>> Begin INPUT FOR THIS TASK

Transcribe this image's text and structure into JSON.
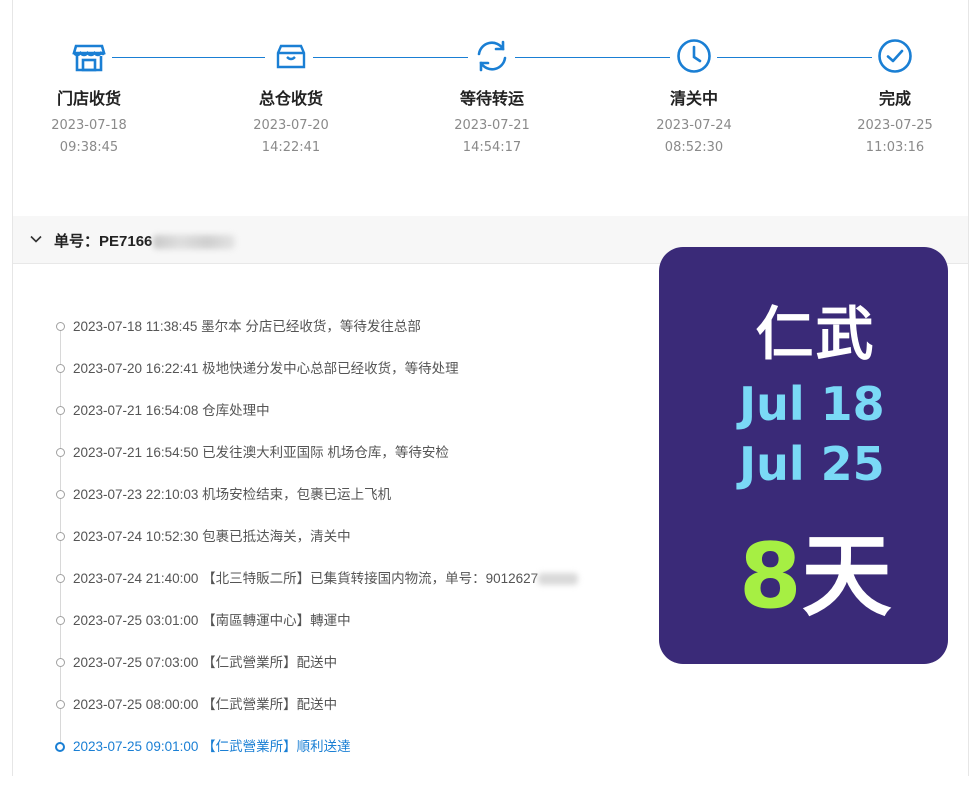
{
  "colors": {
    "accent": "#1a7fd4",
    "card_bg": "#3a2a78",
    "card_date": "#7ad9f6",
    "card_num": "#a6ef43"
  },
  "steps": [
    {
      "icon": "store-icon",
      "label": "门店收货",
      "date": "2023-07-18",
      "time": "09:38:45"
    },
    {
      "icon": "box-icon",
      "label": "总仓收货",
      "date": "2023-07-20",
      "time": "14:22:41"
    },
    {
      "icon": "refresh-icon",
      "label": "等待转运",
      "date": "2023-07-21",
      "time": "14:54:17"
    },
    {
      "icon": "clock-icon",
      "label": "清关中",
      "date": "2023-07-24",
      "time": "08:52:30"
    },
    {
      "icon": "check-circle-icon",
      "label": "完成",
      "date": "2023-07-25",
      "time": "11:03:16"
    }
  ],
  "order": {
    "title": "单号：PE7166"
  },
  "timeline": [
    {
      "text": "2023-07-18 11:38:45 墨尔本 分店已经收货，等待发往总部"
    },
    {
      "text": "2023-07-20 16:22:41 极地快递分发中心总部已经收货，等待处理"
    },
    {
      "text": "2023-07-21 16:54:08 仓库处理中"
    },
    {
      "text": "2023-07-21 16:54:50 已发往澳大利亚国际 机场仓库，等待安检"
    },
    {
      "text": "2023-07-23 22:10:03 机场安检结束，包裹已运上飞机"
    },
    {
      "text": "2023-07-24 10:52:30 包裹已抵达海关，清关中"
    },
    {
      "text": "2023-07-24 21:40:00 【北三特販二所】已集貨转接国内物流，单号：9012627"
    },
    {
      "text": "2023-07-25 03:01:00 【南區轉運中心】轉運中"
    },
    {
      "text": "2023-07-25 07:03:00 【仁武營業所】配送中"
    },
    {
      "text": "2023-07-25 08:00:00 【仁武營業所】配送中"
    },
    {
      "text": "2023-07-25 09:01:00 【仁武營業所】順利送達"
    }
  ],
  "card": {
    "place": "仁武",
    "date_start": "Jul 18",
    "date_end": "Jul 25",
    "days_num": "8",
    "days_unit": "天"
  }
}
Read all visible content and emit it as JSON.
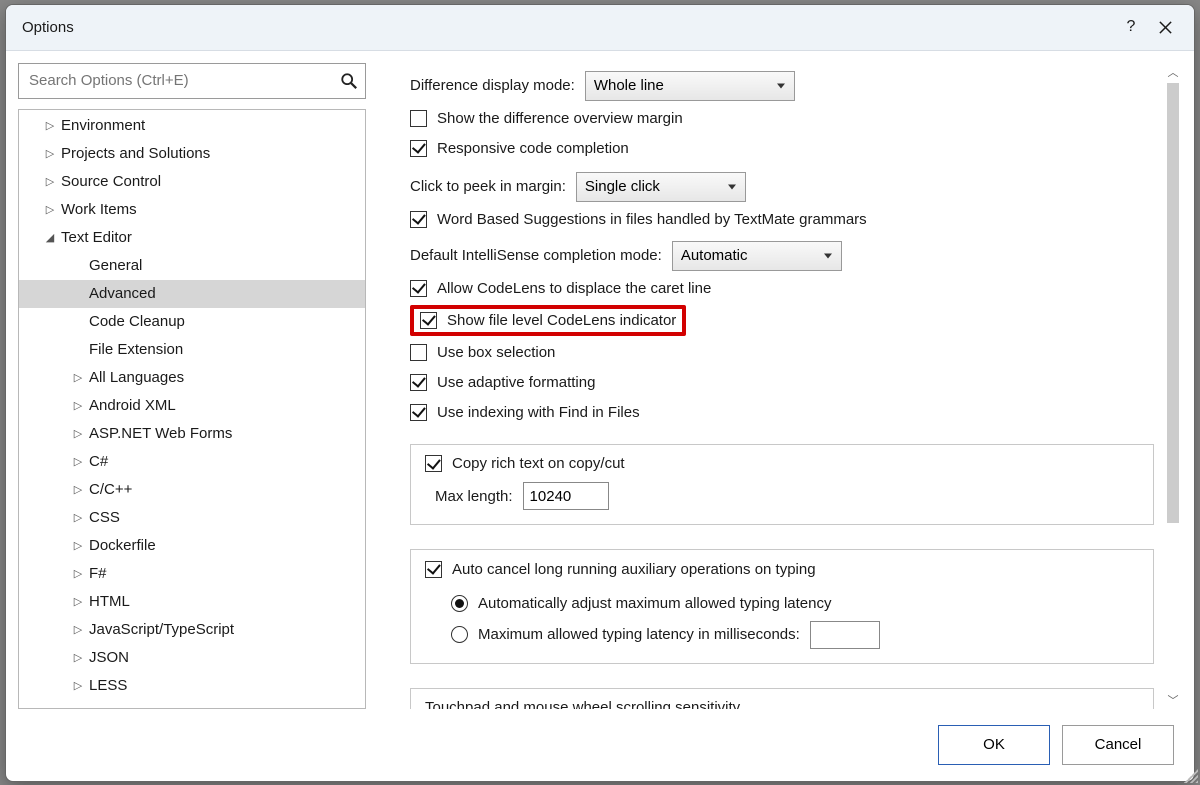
{
  "window": {
    "title": "Options"
  },
  "search": {
    "placeholder": "Search Options (Ctrl+E)"
  },
  "tree": {
    "items": [
      {
        "label": "Environment",
        "depth": 1,
        "glyph": "▷"
      },
      {
        "label": "Projects and Solutions",
        "depth": 1,
        "glyph": "▷"
      },
      {
        "label": "Source Control",
        "depth": 1,
        "glyph": "▷"
      },
      {
        "label": "Work Items",
        "depth": 1,
        "glyph": "▷"
      },
      {
        "label": "Text Editor",
        "depth": 1,
        "glyph": "◢"
      },
      {
        "label": "General",
        "depth": 2,
        "glyph": ""
      },
      {
        "label": "Advanced",
        "depth": 2,
        "glyph": "",
        "selected": true
      },
      {
        "label": "Code Cleanup",
        "depth": 2,
        "glyph": ""
      },
      {
        "label": "File Extension",
        "depth": 2,
        "glyph": ""
      },
      {
        "label": "All Languages",
        "depth": 2,
        "glyph": "▷"
      },
      {
        "label": "Android XML",
        "depth": 2,
        "glyph": "▷"
      },
      {
        "label": "ASP.NET Web Forms",
        "depth": 2,
        "glyph": "▷"
      },
      {
        "label": "C#",
        "depth": 2,
        "glyph": "▷"
      },
      {
        "label": "C/C++",
        "depth": 2,
        "glyph": "▷"
      },
      {
        "label": "CSS",
        "depth": 2,
        "glyph": "▷"
      },
      {
        "label": "Dockerfile",
        "depth": 2,
        "glyph": "▷"
      },
      {
        "label": "F#",
        "depth": 2,
        "glyph": "▷"
      },
      {
        "label": "HTML",
        "depth": 2,
        "glyph": "▷"
      },
      {
        "label": "JavaScript/TypeScript",
        "depth": 2,
        "glyph": "▷"
      },
      {
        "label": "JSON",
        "depth": 2,
        "glyph": "▷"
      },
      {
        "label": "LESS",
        "depth": 2,
        "glyph": "▷"
      }
    ]
  },
  "main": {
    "diff_mode_label": "Difference display mode:",
    "diff_mode_value": "Whole line",
    "show_diff_overview": "Show the difference overview margin",
    "responsive_completion": "Responsive code completion",
    "click_peek_label": "Click to peek in margin:",
    "click_peek_value": "Single click",
    "word_based": "Word Based Suggestions in files handled by TextMate grammars",
    "intellisense_label": "Default IntelliSense completion mode:",
    "intellisense_value": "Automatic",
    "allow_codelens": "Allow CodeLens to displace the caret line",
    "show_codelens_indicator": "Show file level CodeLens indicator",
    "use_box_sel": "Use box selection",
    "use_adaptive": "Use adaptive formatting",
    "use_indexing": "Use indexing with Find in Files",
    "copy_rich": "Copy rich text on copy/cut",
    "maxlen_label": "Max length:",
    "maxlen_value": "10240",
    "auto_cancel": "Auto cancel long running auxiliary operations on typing",
    "auto_adjust": "Automatically adjust maximum allowed typing latency",
    "max_latency": "Maximum allowed typing latency in milliseconds:",
    "max_latency_value": "",
    "touchpad_label": "Touchpad and mouse wheel scrolling sensitivity"
  },
  "footer": {
    "ok": "OK",
    "cancel": "Cancel"
  }
}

>> End INPUT FOR THIS TASK

■ WHAT IS EXPECTED:
Scan the listing above for the word "Options" and copy every line that holds it.

■ EXERCISE RESPONSE:
    "title": "Options"
    "placeholder": "Search Options (Ctrl+E)"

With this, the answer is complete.